### Required work:
Of the lines below, how many hold the string "subtitle"? Give only the number.

╭─ Working data

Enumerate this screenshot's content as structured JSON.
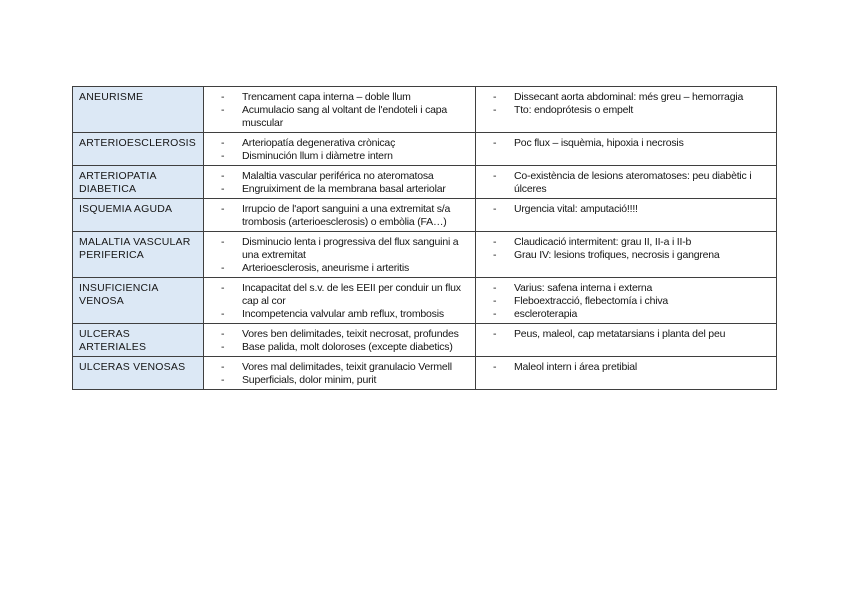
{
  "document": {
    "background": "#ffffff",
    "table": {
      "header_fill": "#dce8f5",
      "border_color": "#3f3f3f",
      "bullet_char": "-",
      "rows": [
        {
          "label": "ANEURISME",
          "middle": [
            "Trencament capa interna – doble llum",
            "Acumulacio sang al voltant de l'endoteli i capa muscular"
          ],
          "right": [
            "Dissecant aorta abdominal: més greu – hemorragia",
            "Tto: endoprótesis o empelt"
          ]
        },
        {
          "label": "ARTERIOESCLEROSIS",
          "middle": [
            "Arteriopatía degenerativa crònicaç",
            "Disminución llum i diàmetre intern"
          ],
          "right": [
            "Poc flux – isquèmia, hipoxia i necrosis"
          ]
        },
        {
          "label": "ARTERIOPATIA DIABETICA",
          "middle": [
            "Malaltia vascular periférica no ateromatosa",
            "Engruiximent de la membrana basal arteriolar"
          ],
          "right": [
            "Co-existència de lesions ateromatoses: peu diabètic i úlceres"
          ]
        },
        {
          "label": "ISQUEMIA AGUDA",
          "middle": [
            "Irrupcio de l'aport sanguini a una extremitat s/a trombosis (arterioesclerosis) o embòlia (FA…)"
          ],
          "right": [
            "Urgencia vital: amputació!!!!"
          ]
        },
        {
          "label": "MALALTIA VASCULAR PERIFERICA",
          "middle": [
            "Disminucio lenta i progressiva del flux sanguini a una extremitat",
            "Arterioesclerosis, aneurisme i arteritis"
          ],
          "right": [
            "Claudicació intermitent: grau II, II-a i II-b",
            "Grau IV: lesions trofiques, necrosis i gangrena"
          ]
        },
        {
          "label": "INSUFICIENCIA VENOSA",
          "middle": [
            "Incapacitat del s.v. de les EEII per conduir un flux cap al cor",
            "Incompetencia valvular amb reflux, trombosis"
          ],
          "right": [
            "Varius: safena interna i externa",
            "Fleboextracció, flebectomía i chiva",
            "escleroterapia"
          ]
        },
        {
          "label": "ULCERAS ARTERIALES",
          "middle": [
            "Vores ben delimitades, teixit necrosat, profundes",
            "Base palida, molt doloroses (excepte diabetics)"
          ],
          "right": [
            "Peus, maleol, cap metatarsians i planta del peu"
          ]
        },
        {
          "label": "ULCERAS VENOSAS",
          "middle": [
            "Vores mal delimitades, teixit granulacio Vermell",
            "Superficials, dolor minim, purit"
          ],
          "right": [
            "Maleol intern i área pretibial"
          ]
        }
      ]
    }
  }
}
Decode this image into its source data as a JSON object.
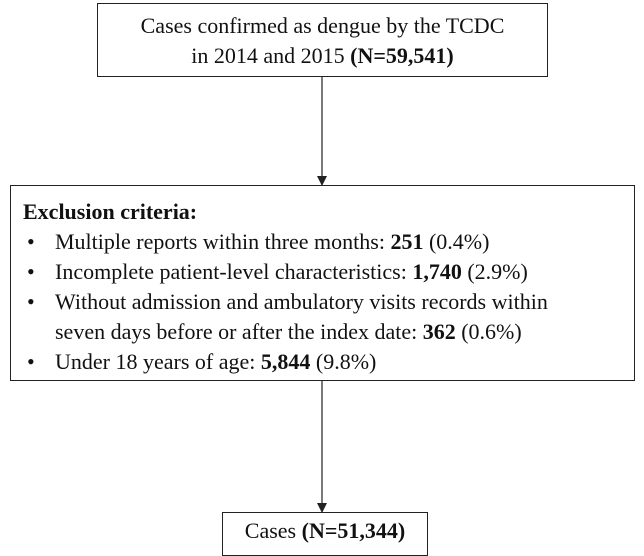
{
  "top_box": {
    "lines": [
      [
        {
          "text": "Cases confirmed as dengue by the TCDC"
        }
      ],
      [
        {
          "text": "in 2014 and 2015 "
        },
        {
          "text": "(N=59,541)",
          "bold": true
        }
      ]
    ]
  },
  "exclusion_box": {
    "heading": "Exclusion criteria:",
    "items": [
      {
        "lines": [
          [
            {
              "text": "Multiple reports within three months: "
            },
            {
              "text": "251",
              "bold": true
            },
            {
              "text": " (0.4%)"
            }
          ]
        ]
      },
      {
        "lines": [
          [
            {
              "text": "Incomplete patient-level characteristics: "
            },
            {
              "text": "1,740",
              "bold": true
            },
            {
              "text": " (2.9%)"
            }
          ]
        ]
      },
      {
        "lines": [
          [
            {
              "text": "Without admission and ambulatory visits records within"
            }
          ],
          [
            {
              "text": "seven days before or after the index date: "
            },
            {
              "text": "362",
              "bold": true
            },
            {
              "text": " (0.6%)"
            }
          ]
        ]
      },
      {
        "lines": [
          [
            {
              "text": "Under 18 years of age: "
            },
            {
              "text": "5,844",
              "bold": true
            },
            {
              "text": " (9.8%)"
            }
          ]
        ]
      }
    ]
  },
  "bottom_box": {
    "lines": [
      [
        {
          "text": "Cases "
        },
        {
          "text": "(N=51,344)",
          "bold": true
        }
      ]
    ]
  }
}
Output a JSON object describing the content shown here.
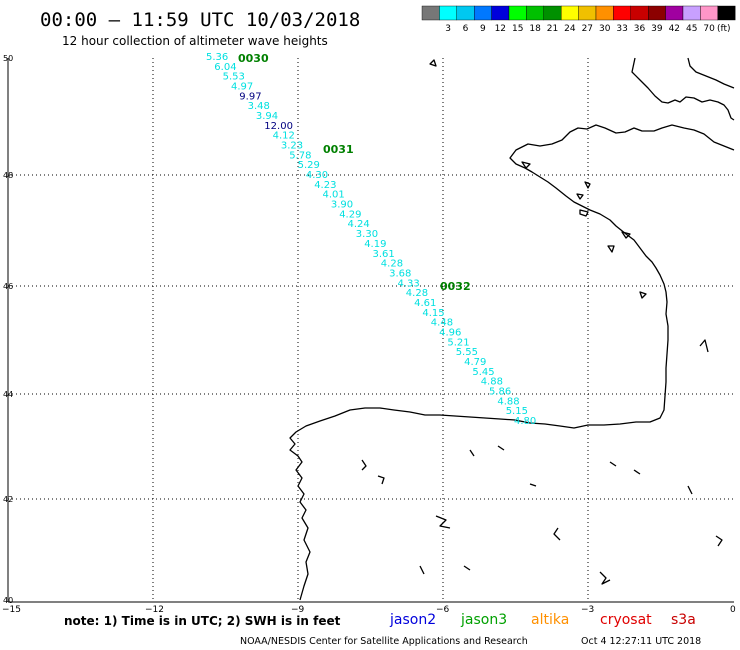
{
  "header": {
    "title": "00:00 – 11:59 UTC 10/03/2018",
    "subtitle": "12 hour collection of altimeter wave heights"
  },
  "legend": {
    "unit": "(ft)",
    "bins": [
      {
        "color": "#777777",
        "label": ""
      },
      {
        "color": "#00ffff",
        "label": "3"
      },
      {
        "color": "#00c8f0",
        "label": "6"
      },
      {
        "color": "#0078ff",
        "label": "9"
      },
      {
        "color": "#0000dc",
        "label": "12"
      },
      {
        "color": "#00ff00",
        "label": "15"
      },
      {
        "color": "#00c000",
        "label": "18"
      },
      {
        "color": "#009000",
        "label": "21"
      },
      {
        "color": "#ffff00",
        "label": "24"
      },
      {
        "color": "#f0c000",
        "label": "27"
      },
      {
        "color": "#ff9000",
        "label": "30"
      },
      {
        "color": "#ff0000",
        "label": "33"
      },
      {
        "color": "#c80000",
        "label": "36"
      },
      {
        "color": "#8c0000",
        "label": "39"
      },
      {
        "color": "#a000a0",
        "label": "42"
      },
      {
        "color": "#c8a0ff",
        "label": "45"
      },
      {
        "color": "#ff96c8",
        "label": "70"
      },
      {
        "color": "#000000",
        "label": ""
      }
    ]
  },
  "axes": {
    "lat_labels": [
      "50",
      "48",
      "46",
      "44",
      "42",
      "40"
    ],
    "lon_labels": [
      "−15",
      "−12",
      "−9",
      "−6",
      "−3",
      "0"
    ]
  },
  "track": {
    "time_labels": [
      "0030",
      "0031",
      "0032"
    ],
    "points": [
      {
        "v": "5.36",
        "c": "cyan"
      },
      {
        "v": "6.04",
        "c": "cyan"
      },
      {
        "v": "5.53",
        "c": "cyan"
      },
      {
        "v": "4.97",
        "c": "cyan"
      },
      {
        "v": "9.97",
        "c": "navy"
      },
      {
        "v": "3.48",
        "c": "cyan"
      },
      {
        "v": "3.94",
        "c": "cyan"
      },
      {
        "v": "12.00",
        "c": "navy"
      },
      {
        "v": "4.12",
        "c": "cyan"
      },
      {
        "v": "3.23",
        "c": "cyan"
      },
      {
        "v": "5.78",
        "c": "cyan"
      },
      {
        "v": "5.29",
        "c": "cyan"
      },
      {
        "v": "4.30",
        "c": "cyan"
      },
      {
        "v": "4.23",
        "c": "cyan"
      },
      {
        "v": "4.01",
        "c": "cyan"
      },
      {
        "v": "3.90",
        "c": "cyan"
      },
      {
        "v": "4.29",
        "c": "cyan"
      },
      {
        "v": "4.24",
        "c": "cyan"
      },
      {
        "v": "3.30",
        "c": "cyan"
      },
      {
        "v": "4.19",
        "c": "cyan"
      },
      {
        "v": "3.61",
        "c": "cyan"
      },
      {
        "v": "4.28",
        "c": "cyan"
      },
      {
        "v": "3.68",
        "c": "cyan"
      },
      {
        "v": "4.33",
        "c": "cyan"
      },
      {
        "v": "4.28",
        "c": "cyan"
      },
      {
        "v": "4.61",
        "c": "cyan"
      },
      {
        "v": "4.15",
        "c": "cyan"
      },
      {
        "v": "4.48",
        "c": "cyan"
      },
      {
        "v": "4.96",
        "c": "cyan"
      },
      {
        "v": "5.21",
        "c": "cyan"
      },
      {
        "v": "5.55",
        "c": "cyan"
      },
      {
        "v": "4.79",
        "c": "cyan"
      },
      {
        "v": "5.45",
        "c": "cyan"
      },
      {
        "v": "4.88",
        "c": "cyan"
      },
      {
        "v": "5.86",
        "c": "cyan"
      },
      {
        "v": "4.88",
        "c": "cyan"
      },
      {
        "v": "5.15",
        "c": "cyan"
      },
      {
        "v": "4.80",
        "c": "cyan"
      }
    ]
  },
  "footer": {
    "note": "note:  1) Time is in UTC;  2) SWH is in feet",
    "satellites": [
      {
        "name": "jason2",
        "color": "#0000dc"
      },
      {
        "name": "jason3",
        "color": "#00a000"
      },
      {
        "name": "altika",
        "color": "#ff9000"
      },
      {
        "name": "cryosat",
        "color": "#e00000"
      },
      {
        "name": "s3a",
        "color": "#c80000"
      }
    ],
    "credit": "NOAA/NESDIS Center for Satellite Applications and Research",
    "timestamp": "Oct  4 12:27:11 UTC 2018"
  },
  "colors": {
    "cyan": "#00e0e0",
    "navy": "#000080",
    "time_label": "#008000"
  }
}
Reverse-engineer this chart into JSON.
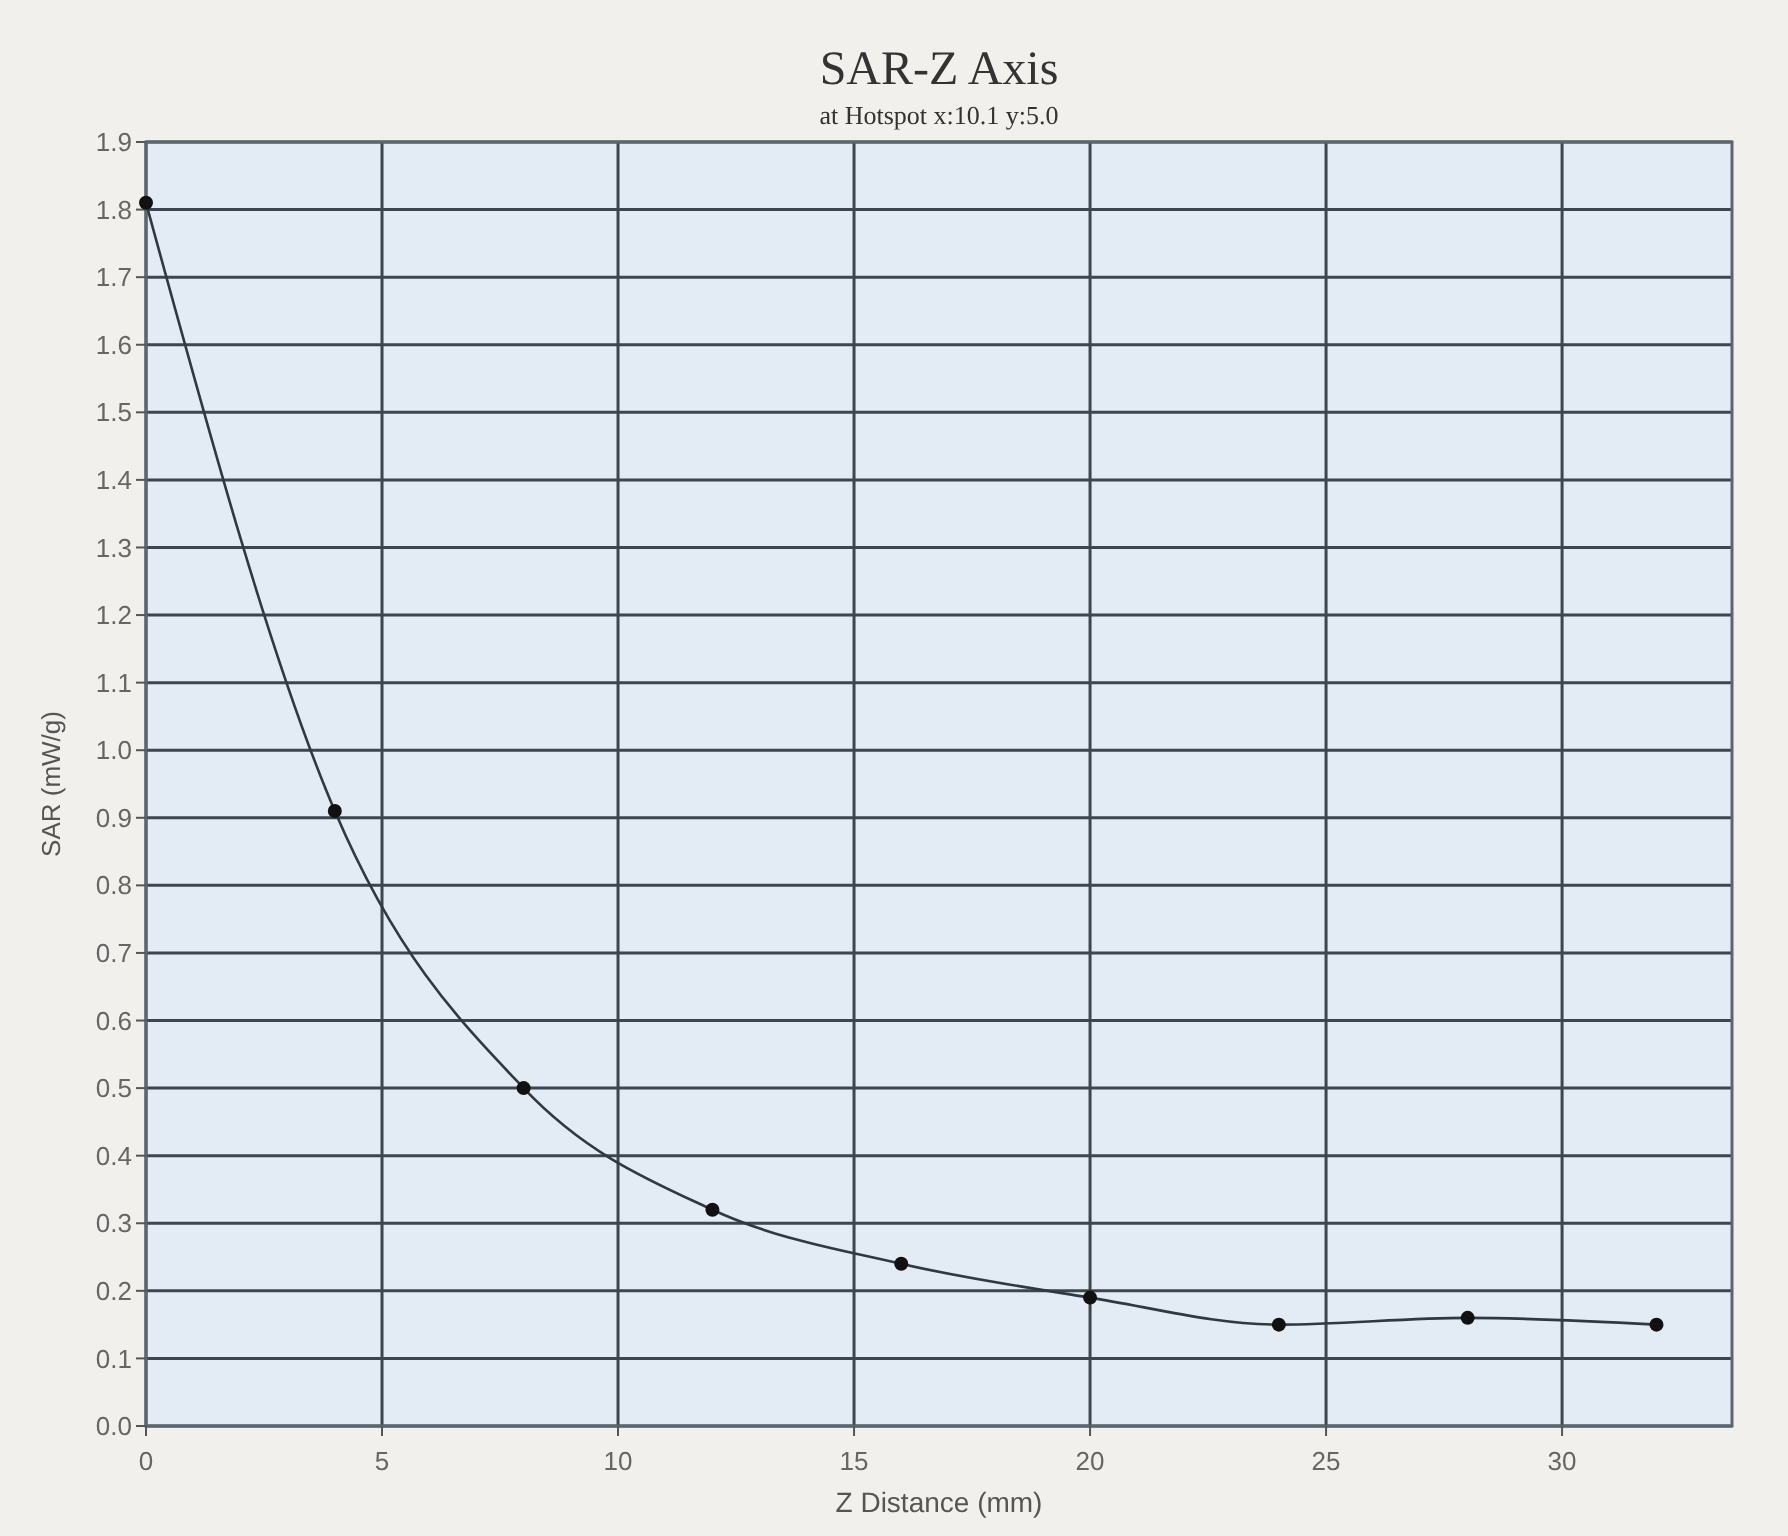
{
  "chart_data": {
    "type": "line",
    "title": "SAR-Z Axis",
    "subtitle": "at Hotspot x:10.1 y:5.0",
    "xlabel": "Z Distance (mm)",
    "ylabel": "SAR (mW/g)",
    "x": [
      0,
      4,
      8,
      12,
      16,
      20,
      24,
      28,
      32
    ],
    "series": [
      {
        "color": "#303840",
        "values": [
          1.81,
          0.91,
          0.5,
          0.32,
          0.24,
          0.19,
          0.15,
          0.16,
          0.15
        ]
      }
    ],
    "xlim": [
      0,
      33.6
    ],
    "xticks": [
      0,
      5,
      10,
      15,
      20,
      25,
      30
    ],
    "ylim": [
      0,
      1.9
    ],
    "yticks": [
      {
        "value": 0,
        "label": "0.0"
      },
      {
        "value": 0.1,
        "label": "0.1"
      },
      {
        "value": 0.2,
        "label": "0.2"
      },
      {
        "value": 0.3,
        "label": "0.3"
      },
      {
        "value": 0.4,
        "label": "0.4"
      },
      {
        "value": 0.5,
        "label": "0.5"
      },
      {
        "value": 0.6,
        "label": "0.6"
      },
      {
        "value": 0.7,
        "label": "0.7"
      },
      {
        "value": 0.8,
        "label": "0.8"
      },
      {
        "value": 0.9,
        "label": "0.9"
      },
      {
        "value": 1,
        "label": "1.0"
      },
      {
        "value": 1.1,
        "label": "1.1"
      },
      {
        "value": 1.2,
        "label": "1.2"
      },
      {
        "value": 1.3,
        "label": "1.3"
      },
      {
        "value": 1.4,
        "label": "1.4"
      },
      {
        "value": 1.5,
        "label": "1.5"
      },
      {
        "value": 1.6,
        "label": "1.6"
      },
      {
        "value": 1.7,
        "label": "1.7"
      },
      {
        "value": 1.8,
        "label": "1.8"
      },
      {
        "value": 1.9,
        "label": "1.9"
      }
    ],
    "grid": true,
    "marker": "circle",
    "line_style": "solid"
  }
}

╰─

### Solved exercise:
2